Votre objectif →
Transcrivez fidèlement l'ensemble du matériel ci-dessous, ligne par ligne, en laissant les images de côté.

Matériel fourni →
------------------------------------------------------------------------

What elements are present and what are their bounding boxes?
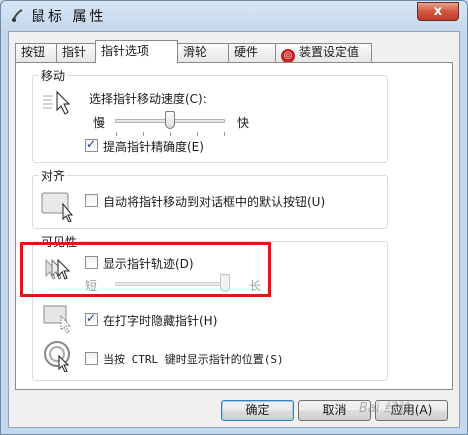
tab-device-settings-label: 装置设定值 — [299, 45, 360, 59]
speed-tick — [143, 132, 144, 136]
tab-hardware[interactable]: 硬件 — [228, 43, 276, 62]
pointer-options-panel: 移动 选择指针移动速度(C): 慢 快 提高指针精确度(E) — [15, 62, 453, 390]
motion-group-title: 移动 — [39, 67, 68, 84]
snap-to-default-icon — [41, 192, 74, 222]
tab-wheel[interactable]: 滑轮 — [177, 43, 229, 62]
speed-label: 选择指针移动速度(C): — [89, 92, 207, 106]
speed-tick — [170, 132, 171, 136]
tab-device-settings[interactable]: ◎ 装置设定值 — [275, 43, 372, 63]
snap-to-checkbox[interactable] — [85, 194, 98, 207]
title-bar[interactable]: 鼠标 属性 x — [1, 1, 467, 31]
speed-tick — [197, 132, 198, 136]
close-button[interactable]: x — [417, 2, 459, 21]
snap-to-label[interactable]: 自动将指针移动到对话框中的默认按钮(U) — [103, 193, 325, 210]
tab-pointer-options[interactable]: 指针选项 — [95, 40, 178, 63]
fast-label: 快 — [237, 116, 250, 130]
ctrl-locate-checkbox[interactable] — [85, 352, 98, 365]
ctrl-locate-label[interactable]: 当按 CTRL 键时显示指针的位置(S) — [103, 351, 284, 367]
watermark: Bai 经验 — [359, 401, 410, 416]
mouse-properties-window: 鼠标 属性 x 按钮 指针 指针选项 滑轮 硬件 ◎ 装置设定值 移动 选择指针移… — [0, 0, 468, 435]
ok-button[interactable]: 确定 — [221, 400, 294, 421]
motion-group: 移动 选择指针移动速度(C): 慢 快 提高指针精确度(E) — [32, 67, 388, 163]
tab-strip: 按钮 指针 指针选项 滑轮 硬件 ◎ 装置设定值 — [15, 40, 455, 63]
slow-label: 慢 — [93, 116, 106, 130]
ctrl-locate-icon — [44, 341, 70, 372]
speed-slider-thumb[interactable] — [165, 111, 175, 129]
snap-to-group: 对齐 自动将指针移动到对话框中的默认按钮(U) — [32, 167, 388, 229]
speed-tick — [224, 132, 225, 136]
speed-tick — [116, 132, 117, 136]
mouse-icon — [12, 9, 23, 22]
precision-label[interactable]: 提高指针精确度(E) — [103, 138, 204, 155]
synaptics-icon: ◎ — [281, 49, 295, 63]
annotation-highlight-box — [20, 242, 271, 297]
dialog-client: 按钮 指针 指针选项 滑轮 硬件 ◎ 装置设定值 移动 选择指针移动速度(C): … — [8, 31, 460, 428]
snap-to-group-title: 对齐 — [39, 167, 68, 184]
precision-checkbox[interactable] — [85, 137, 98, 152]
window-title: 鼠标 属性 — [31, 9, 107, 25]
hide-while-typing-icon — [43, 305, 72, 334]
hide-while-typing-checkbox[interactable] — [85, 311, 98, 326]
hide-while-typing-label[interactable]: 在打字时隐藏指针(H) — [103, 312, 217, 329]
pointer-speed-icon — [43, 90, 71, 115]
tab-buttons[interactable]: 按钮 — [15, 43, 57, 62]
tab-pointers[interactable]: 指针 — [56, 43, 96, 62]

------------------------------------------------------------------------

Réponse à l'exercice →
What elements are present and what are their bounding boxes?
tab-device-settings-label: 装置设定值 — [299, 45, 360, 59]
speed-tick — [143, 132, 144, 136]
tab-hardware[interactable]: 硬件 — [228, 43, 276, 62]
pointer-options-panel: 移动 选择指针移动速度(C): 慢 快 提高指针精确度(E) — [15, 62, 453, 390]
motion-group-title: 移动 — [39, 67, 68, 84]
snap-to-default-icon — [41, 192, 74, 222]
tab-wheel[interactable]: 滑轮 — [177, 43, 229, 62]
speed-label: 选择指针移动速度(C): — [89, 92, 207, 106]
speed-tick — [170, 132, 171, 136]
tab-device-settings[interactable]: ◎ 装置设定值 — [275, 43, 372, 63]
snap-to-checkbox[interactable] — [85, 194, 98, 207]
title-bar[interactable]: 鼠标 属性 x — [1, 1, 467, 31]
speed-tick — [197, 132, 198, 136]
close-button[interactable]: x — [417, 2, 459, 21]
snap-to-label[interactable]: 自动将指针移动到对话框中的默认按钮(U) — [103, 193, 325, 210]
tab-pointer-options[interactable]: 指针选项 — [95, 40, 178, 63]
fast-label: 快 — [237, 116, 250, 130]
ctrl-locate-checkbox[interactable] — [85, 352, 98, 365]
ctrl-locate-label[interactable]: 当按 CTRL 键时显示指针的位置(S) — [103, 351, 284, 367]
watermark: Bai 经验 — [359, 401, 410, 416]
mouse-properties-window: 鼠标 属性 x 按钮 指针 指针选项 滑轮 硬件 ◎ 装置设定值 移动 选择指针移… — [0, 0, 468, 435]
ok-button[interactable]: 确定 — [221, 400, 294, 421]
motion-group: 移动 选择指针移动速度(C): 慢 快 提高指针精确度(E) — [32, 67, 388, 163]
tab-strip: 按钮 指针 指针选项 滑轮 硬件 ◎ 装置设定值 — [15, 40, 455, 63]
slow-label: 慢 — [93, 116, 106, 130]
ctrl-locate-icon — [44, 341, 70, 372]
speed-slider-thumb[interactable] — [165, 111, 175, 129]
snap-to-group: 对齐 自动将指针移动到对话框中的默认按钮(U) — [32, 167, 388, 229]
speed-tick — [224, 132, 225, 136]
speed-tick — [116, 132, 117, 136]
mouse-icon — [12, 9, 23, 22]
precision-label[interactable]: 提高指针精确度(E) — [103, 138, 204, 155]
synaptics-icon: ◎ — [281, 49, 295, 63]
annotation-highlight-box — [20, 242, 271, 297]
dialog-client: 按钮 指针 指针选项 滑轮 硬件 ◎ 装置设定值 移动 选择指针移动速度(C): … — [8, 31, 460, 428]
snap-to-group-title: 对齐 — [39, 167, 68, 184]
precision-checkbox[interactable] — [85, 137, 98, 152]
window-title: 鼠标 属性 — [31, 9, 107, 25]
hide-while-typing-icon — [43, 305, 72, 334]
hide-while-typing-checkbox[interactable] — [85, 311, 98, 326]
hide-while-typing-label[interactable]: 在打字时隐藏指针(H) — [103, 312, 217, 329]
pointer-speed-icon — [43, 90, 71, 115]
tab-buttons[interactable]: 按钮 — [15, 43, 57, 62]
tab-pointers[interactable]: 指针 — [56, 43, 96, 62]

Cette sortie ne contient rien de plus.